Write out each entry again. Keep every word exactly as it is.

□ □ □ □ □ □ □

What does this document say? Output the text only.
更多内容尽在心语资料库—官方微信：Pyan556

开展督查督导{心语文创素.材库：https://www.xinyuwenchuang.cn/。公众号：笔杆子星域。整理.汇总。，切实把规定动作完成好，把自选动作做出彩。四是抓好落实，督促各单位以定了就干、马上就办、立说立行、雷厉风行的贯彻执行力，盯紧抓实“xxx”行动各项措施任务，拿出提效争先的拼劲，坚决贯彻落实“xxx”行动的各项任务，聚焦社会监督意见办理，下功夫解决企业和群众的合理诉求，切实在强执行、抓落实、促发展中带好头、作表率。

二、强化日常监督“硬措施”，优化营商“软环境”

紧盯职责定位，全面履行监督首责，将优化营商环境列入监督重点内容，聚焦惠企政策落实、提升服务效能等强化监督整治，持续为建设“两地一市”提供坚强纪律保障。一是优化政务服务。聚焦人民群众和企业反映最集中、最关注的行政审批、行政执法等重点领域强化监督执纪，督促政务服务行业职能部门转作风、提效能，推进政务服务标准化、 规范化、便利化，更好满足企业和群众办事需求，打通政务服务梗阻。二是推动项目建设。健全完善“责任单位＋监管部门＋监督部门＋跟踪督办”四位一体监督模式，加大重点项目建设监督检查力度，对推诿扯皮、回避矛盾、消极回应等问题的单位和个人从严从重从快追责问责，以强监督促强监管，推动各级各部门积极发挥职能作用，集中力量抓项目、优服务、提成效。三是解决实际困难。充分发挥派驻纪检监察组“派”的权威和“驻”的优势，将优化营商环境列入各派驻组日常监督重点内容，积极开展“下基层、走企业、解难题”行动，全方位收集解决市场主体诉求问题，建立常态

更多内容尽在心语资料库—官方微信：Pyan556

□ □ □ □ □ □ □

▸ **EXPECTED OUTPUT**:
What does this document say? Output the text only.
更多内容尽在心语资料库—官方微信：Pyan556

开展督查督导{心语文创素.材库：https://www.xinyuwenchuang.cn/。公众号：笔杆子星域。整理.汇总。，切实把规定动作完成好，把自选动作做出彩。四是抓好落实，督促各单位以定了就干、马上就办、立说立行、雷厉风行的贯彻执行力，盯紧抓实“xxx”行动各项措施任务，拿出提效争先的拼劲，坚决贯彻落实“xxx”行动的各项任务，聚焦社会监督意见办理，下功夫解决企业和群众的合理诉求，切实在强执行、抓落实、促发展中带好头、作表率。

二、强化日常监督“硬措施”，优化营商“软环境”

紧盯职责定位，全面履行监督首责，将优化营商环境列入监督重点内容，聚焦惠企政策落实、提升服务效能等强化监督整治，持续为建设“两地一市”提供坚强纪律保障。一是优化政务服务。聚焦人民群众和企业反映最集中、最关注的行政审批、行政执法等重点领域强化监督执纪，督促政务服务行业职能部门转作风、提效能，推进政务服务标准化、 规范化、便利化，更好满足企业和群众办事需求，打通政务服务梗阻。二是推动项目建设。健全完善“责任单位＋监管部门＋监督部门＋跟踪督办”四位一体监督模式，加大重点项目建设监督检查力度，对推诿扯皮、回避矛盾、消极回应等问题的单位和个人从严从重从快追责问责，以强监督促强监管，推动各级各部门积极发挥职能作用，集中力量抓项目、优服务、提成效。三是解决实际困难。充分发挥派驻纪检监察组“派”的权威和“驻”的优势，将优化营商环境列入各派驻组日常监督重点内容，积极开展“下基层、走企业、解难题”行动，全方位收集解决市场主体诉求问题，建立常态

更多内容尽在心语资料库—官方微信：Pyan556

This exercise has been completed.